> [What this task involves]
The listing below should be printed exactly, every line of it. Skip the pictures.

> [Given data]
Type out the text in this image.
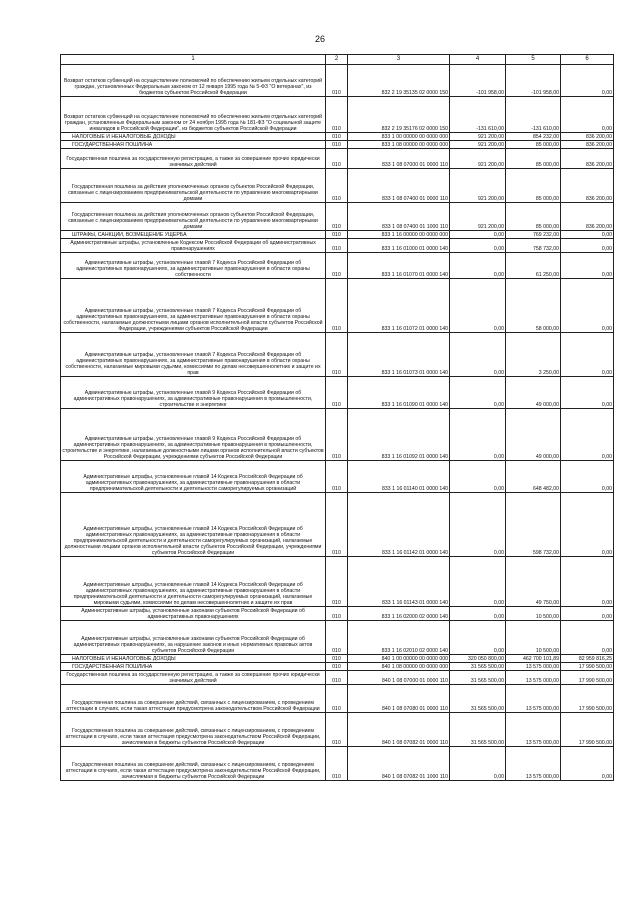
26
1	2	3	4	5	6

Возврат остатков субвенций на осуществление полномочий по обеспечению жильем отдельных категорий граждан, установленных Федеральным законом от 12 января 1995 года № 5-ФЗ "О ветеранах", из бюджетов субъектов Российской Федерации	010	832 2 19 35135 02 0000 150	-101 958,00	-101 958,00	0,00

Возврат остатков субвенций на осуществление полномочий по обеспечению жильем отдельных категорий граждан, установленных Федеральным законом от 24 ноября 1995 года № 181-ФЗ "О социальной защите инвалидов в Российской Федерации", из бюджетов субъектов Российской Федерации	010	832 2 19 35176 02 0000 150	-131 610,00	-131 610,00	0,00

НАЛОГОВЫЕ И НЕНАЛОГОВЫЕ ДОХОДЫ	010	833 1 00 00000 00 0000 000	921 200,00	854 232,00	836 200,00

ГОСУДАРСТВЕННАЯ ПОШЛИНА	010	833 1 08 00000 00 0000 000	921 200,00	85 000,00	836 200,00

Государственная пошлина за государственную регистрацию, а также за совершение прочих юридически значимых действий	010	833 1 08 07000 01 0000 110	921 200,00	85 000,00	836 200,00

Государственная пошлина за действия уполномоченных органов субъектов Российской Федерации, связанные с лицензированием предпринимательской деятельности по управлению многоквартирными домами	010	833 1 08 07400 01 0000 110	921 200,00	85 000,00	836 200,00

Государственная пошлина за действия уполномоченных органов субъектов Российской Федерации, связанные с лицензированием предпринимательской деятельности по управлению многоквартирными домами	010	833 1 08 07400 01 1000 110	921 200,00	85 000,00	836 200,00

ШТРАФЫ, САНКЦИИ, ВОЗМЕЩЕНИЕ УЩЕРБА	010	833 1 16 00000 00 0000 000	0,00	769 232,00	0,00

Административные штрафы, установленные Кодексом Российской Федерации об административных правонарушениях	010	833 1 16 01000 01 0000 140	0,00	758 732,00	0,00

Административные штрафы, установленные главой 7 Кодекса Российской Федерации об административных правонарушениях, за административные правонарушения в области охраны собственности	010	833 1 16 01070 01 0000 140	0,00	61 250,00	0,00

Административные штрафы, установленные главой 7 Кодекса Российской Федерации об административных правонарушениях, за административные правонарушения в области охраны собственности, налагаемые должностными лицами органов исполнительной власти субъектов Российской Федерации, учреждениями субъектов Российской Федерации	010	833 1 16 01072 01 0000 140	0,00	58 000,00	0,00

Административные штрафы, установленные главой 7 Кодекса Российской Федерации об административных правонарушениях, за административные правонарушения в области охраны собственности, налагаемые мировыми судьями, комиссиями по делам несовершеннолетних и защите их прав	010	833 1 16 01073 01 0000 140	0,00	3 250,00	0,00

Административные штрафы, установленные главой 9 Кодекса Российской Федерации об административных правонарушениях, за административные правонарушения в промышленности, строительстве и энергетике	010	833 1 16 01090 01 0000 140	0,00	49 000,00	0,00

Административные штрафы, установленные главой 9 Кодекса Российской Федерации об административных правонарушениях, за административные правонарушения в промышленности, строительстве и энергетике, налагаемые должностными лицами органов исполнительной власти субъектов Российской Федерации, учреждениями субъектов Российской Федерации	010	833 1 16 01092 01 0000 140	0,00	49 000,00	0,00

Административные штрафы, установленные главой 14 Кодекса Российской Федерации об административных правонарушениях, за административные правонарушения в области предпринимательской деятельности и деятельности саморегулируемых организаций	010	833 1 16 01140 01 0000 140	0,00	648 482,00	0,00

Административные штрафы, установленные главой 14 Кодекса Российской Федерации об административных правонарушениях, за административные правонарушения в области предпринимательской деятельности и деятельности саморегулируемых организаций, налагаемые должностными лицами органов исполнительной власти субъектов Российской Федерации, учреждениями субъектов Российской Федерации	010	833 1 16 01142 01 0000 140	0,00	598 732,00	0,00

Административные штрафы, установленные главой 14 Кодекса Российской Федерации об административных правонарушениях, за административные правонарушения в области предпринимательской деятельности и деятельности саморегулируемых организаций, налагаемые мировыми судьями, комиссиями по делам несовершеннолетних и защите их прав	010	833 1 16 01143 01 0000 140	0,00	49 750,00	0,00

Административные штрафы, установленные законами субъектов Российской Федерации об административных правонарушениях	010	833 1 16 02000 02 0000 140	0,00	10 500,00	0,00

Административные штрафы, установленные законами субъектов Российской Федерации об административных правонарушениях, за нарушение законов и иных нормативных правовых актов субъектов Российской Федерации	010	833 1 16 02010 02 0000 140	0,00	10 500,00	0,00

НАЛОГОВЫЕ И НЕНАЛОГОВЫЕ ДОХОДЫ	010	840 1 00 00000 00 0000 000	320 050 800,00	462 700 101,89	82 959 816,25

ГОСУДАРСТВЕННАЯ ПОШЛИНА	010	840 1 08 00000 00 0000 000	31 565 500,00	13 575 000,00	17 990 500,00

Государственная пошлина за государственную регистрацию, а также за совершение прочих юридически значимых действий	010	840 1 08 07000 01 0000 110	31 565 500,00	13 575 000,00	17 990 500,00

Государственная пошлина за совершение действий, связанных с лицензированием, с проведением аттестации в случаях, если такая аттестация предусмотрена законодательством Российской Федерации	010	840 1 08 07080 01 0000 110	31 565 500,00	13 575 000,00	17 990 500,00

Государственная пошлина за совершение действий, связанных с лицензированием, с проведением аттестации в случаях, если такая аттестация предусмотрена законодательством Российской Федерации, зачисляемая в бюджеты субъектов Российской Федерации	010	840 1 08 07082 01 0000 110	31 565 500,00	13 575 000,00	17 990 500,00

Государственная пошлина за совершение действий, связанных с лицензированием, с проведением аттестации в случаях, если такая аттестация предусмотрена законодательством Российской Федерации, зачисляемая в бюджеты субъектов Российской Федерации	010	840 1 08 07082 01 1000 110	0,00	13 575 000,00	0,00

> [Answer to the task]
Type out the text in this image.
26
1	2	3	4	5	6

Возврат остатков субвенций на осуществление полномочий по обеспечению жильем отдельных категорий граждан, установленных Федеральным законом от 12 января 1995 года № 5-ФЗ "О ветеранах", из бюджетов субъектов Российской Федерации	010	832 2 19 35135 02 0000 150	-101 958,00	-101 958,00	0,00

Возврат остатков субвенций на осуществление полномочий по обеспечению жильем отдельных категорий граждан, установленных Федеральным законом от 24 ноября 1995 года № 181-ФЗ "О социальной защите инвалидов в Российской Федерации", из бюджетов субъектов Российской Федерации	010	832 2 19 35176 02 0000 150	-131 610,00	-131 610,00	0,00

НАЛОГОВЫЕ И НЕНАЛОГОВЫЕ ДОХОДЫ	010	833 1 00 00000 00 0000 000	921 200,00	854 232,00	836 200,00

ГОСУДАРСТВЕННАЯ ПОШЛИНА	010	833 1 08 00000 00 0000 000	921 200,00	85 000,00	836 200,00

Государственная пошлина за государственную регистрацию, а также за совершение прочих юридически значимых действий	010	833 1 08 07000 01 0000 110	921 200,00	85 000,00	836 200,00

Государственная пошлина за действия уполномоченных органов субъектов Российской Федерации, связанные с лицензированием предпринимательской деятельности по управлению многоквартирными домами	010	833 1 08 07400 01 0000 110	921 200,00	85 000,00	836 200,00

Государственная пошлина за действия уполномоченных органов субъектов Российской Федерации, связанные с лицензированием предпринимательской деятельности по управлению многоквартирными домами	010	833 1 08 07400 01 1000 110	921 200,00	85 000,00	836 200,00

ШТРАФЫ, САНКЦИИ, ВОЗМЕЩЕНИЕ УЩЕРБА	010	833 1 16 00000 00 0000 000	0,00	769 232,00	0,00

Административные штрафы, установленные Кодексом Российской Федерации об административных правонарушениях	010	833 1 16 01000 01 0000 140	0,00	758 732,00	0,00

Административные штрафы, установленные главой 7 Кодекса Российской Федерации об административных правонарушениях, за административные правонарушения в области охраны собственности	010	833 1 16 01070 01 0000 140	0,00	61 250,00	0,00

Административные штрафы, установленные главой 7 Кодекса Российской Федерации об административных правонарушениях, за административные правонарушения в области охраны собственности, налагаемые должностными лицами органов исполнительной власти субъектов Российской Федерации, учреждениями субъектов Российской Федерации	010	833 1 16 01072 01 0000 140	0,00	58 000,00	0,00

Административные штрафы, установленные главой 7 Кодекса Российской Федерации об административных правонарушениях, за административные правонарушения в области охраны собственности, налагаемые мировыми судьями, комиссиями по делам несовершеннолетних и защите их прав	010	833 1 16 01073 01 0000 140	0,00	3 250,00	0,00

Административные штрафы, установленные главой 9 Кодекса Российской Федерации об административных правонарушениях, за административные правонарушения в промышленности, строительстве и энергетике	010	833 1 16 01090 01 0000 140	0,00	49 000,00	0,00

Административные штрафы, установленные главой 9 Кодекса Российской Федерации об административных правонарушениях, за административные правонарушения в промышленности, строительстве и энергетике, налагаемые должностными лицами органов исполнительной власти субъектов Российской Федерации, учреждениями субъектов Российской Федерации	010	833 1 16 01092 01 0000 140	0,00	49 000,00	0,00

Административные штрафы, установленные главой 14 Кодекса Российской Федерации об административных правонарушениях, за административные правонарушения в области предпринимательской деятельности и деятельности саморегулируемых организаций	010	833 1 16 01140 01 0000 140	0,00	648 482,00	0,00

Административные штрафы, установленные главой 14 Кодекса Российской Федерации об административных правонарушениях, за административные правонарушения в области предпринимательской деятельности и деятельности саморегулируемых организаций, налагаемые должностными лицами органов исполнительной власти субъектов Российской Федерации, учреждениями субъектов Российской Федерации	010	833 1 16 01142 01 0000 140	0,00	598 732,00	0,00

Административные штрафы, установленные главой 14 Кодекса Российской Федерации об административных правонарушениях, за административные правонарушения в области предпринимательской деятельности и деятельности саморегулируемых организаций, налагаемые мировыми судьями, комиссиями по делам несовершеннолетних и защите их прав	010	833 1 16 01143 01 0000 140	0,00	49 750,00	0,00

Административные штрафы, установленные законами субъектов Российской Федерации об административных правонарушениях	010	833 1 16 02000 02 0000 140	0,00	10 500,00	0,00

Административные штрафы, установленные законами субъектов Российской Федерации об административных правонарушениях, за нарушение законов и иных нормативных правовых актов субъектов Российской Федерации	010	833 1 16 02010 02 0000 140	0,00	10 500,00	0,00

НАЛОГОВЫЕ И НЕНАЛОГОВЫЕ ДОХОДЫ	010	840 1 00 00000 00 0000 000	320 050 800,00	462 700 101,89	82 959 816,25

ГОСУДАРСТВЕННАЯ ПОШЛИНА	010	840 1 08 00000 00 0000 000	31 565 500,00	13 575 000,00	17 990 500,00

Государственная пошлина за государственную регистрацию, а также за совершение прочих юридически значимых действий	010	840 1 08 07000 01 0000 110	31 565 500,00	13 575 000,00	17 990 500,00

Государственная пошлина за совершение действий, связанных с лицензированием, с проведением аттестации в случаях, если такая аттестация предусмотрена законодательством Российской Федерации	010	840 1 08 07080 01 0000 110	31 565 500,00	13 575 000,00	17 990 500,00

Государственная пошлина за совершение действий, связанных с лицензированием, с проведением аттестации в случаях, если такая аттестация предусмотрена законодательством Российской Федерации, зачисляемая в бюджеты субъектов Российской Федерации	010	840 1 08 07082 01 0000 110	31 565 500,00	13 575 000,00	17 990 500,00

Государственная пошлина за совершение действий, связанных с лицензированием, с проведением аттестации в случаях, если такая аттестация предусмотрена законодательством Российской Федерации, зачисляемая в бюджеты субъектов Российской Федерации	010	840 1 08 07082 01 1000 110	0,00	13 575 000,00	0,00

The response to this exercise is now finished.